The exercise: Write out every single entry exactly.

[Dataset items]
──────────
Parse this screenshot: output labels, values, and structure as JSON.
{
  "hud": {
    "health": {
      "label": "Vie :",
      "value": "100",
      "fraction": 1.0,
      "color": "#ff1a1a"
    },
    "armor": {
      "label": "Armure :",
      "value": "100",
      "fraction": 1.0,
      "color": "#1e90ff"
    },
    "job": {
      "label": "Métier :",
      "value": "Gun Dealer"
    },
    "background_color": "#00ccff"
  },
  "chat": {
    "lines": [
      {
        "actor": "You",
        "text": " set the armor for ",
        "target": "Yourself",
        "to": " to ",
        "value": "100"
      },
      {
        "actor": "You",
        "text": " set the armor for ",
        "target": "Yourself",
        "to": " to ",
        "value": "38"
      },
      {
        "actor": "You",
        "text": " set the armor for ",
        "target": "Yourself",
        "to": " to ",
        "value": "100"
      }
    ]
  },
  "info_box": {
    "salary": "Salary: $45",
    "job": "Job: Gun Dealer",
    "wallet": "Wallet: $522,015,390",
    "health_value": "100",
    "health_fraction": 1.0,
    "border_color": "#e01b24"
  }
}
──────────
Output for this exercise:
Parse this screenshot: output labels, values, and structure as JSON.
{
  "hud": {
    "health": {
      "label": "Vie :",
      "value": "100",
      "fraction": 1.0,
      "color": "#ff1a1a"
    },
    "armor": {
      "label": "Armure :",
      "value": "100",
      "fraction": 1.0,
      "color": "#1e90ff"
    },
    "job": {
      "label": "Métier :",
      "value": "Gun Dealer"
    },
    "background_color": "#00ccff"
  },
  "chat": {
    "lines": [
      {
        "actor": "You",
        "text": " set the armor for ",
        "target": "Yourself",
        "to": " to ",
        "value": "100"
      },
      {
        "actor": "You",
        "text": " set the armor for ",
        "target": "Yourself",
        "to": " to ",
        "value": "38"
      },
      {
        "actor": "You",
        "text": " set the armor for ",
        "target": "Yourself",
        "to": " to ",
        "value": "100"
      }
    ]
  },
  "info_box": {
    "salary": "Salary: $45",
    "job": "Job: Gun Dealer",
    "wallet": "Wallet: $522,015,390",
    "health_value": "100",
    "health_fraction": 1.0,
    "border_color": "#e01b24"
  }
}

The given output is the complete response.